──────── Dataset extract

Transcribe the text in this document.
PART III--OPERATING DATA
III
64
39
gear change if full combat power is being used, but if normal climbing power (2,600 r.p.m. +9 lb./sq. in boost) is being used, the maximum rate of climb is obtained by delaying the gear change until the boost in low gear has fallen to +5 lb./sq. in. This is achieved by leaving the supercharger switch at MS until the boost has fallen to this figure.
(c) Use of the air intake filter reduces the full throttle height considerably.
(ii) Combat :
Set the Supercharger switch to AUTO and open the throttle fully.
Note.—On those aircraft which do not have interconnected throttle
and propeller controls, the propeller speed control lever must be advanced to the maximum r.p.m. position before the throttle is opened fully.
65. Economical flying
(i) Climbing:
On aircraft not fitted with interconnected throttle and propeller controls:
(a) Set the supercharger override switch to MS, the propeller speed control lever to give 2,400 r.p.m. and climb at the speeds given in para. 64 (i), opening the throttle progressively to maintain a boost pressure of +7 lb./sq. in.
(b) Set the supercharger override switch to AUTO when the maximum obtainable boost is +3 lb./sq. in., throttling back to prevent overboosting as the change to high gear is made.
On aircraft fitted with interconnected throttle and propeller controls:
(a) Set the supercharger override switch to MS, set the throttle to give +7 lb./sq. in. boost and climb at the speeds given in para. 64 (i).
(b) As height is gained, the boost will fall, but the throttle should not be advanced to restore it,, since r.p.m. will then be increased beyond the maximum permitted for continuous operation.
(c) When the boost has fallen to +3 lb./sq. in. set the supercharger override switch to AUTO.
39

────────────────

Return the entries in full, keeping every line exactly as it is.

### Expected answer
Transcribe the text in this document.
PART III--OPERATING DATA
III
64
39
gear change if full combat power is being used, but if normal climbing power (2,600 r.p.m. +9 lb./sq. in boost) is being used, the maximum rate of climb is obtained by delaying the gear change until the boost in low gear has fallen to +5 lb./sq. in. This is achieved by leaving the supercharger switch at MS until the boost has fallen to this figure.
(c) Use of the air intake filter reduces the full throttle height considerably.
(ii) Combat :
Set the Supercharger switch to AUTO and open the throttle fully.
Note.—On those aircraft which do not have interconnected throttle
and propeller controls, the propeller speed control lever must be advanced to the maximum r.p.m. position before the throttle is opened fully.
65. Economical flying
(i) Climbing:
On aircraft not fitted with interconnected throttle and propeller controls:
(a) Set the supercharger override switch to MS, the propeller speed control lever to give 2,400 r.p.m. and climb at the speeds given in para. 64 (i), opening the throttle progressively to maintain a boost pressure of +7 lb./sq. in.
(b) Set the supercharger override switch to AUTO when the maximum obtainable boost is +3 lb./sq. in., throttling back to prevent overboosting as the change to high gear is made.
On aircraft fitted with interconnected throttle and propeller controls:
(a) Set the supercharger override switch to MS, set the throttle to give +7 lb./sq. in. boost and climb at the speeds given in para. 64 (i).
(b) As height is gained, the boost will fall, but the throttle should not be advanced to restore it,, since r.p.m. will then be increased beyond the maximum permitted for continuous operation.
(c) When the boost has fallen to +3 lb./sq. in. set the supercharger override switch to AUTO.
39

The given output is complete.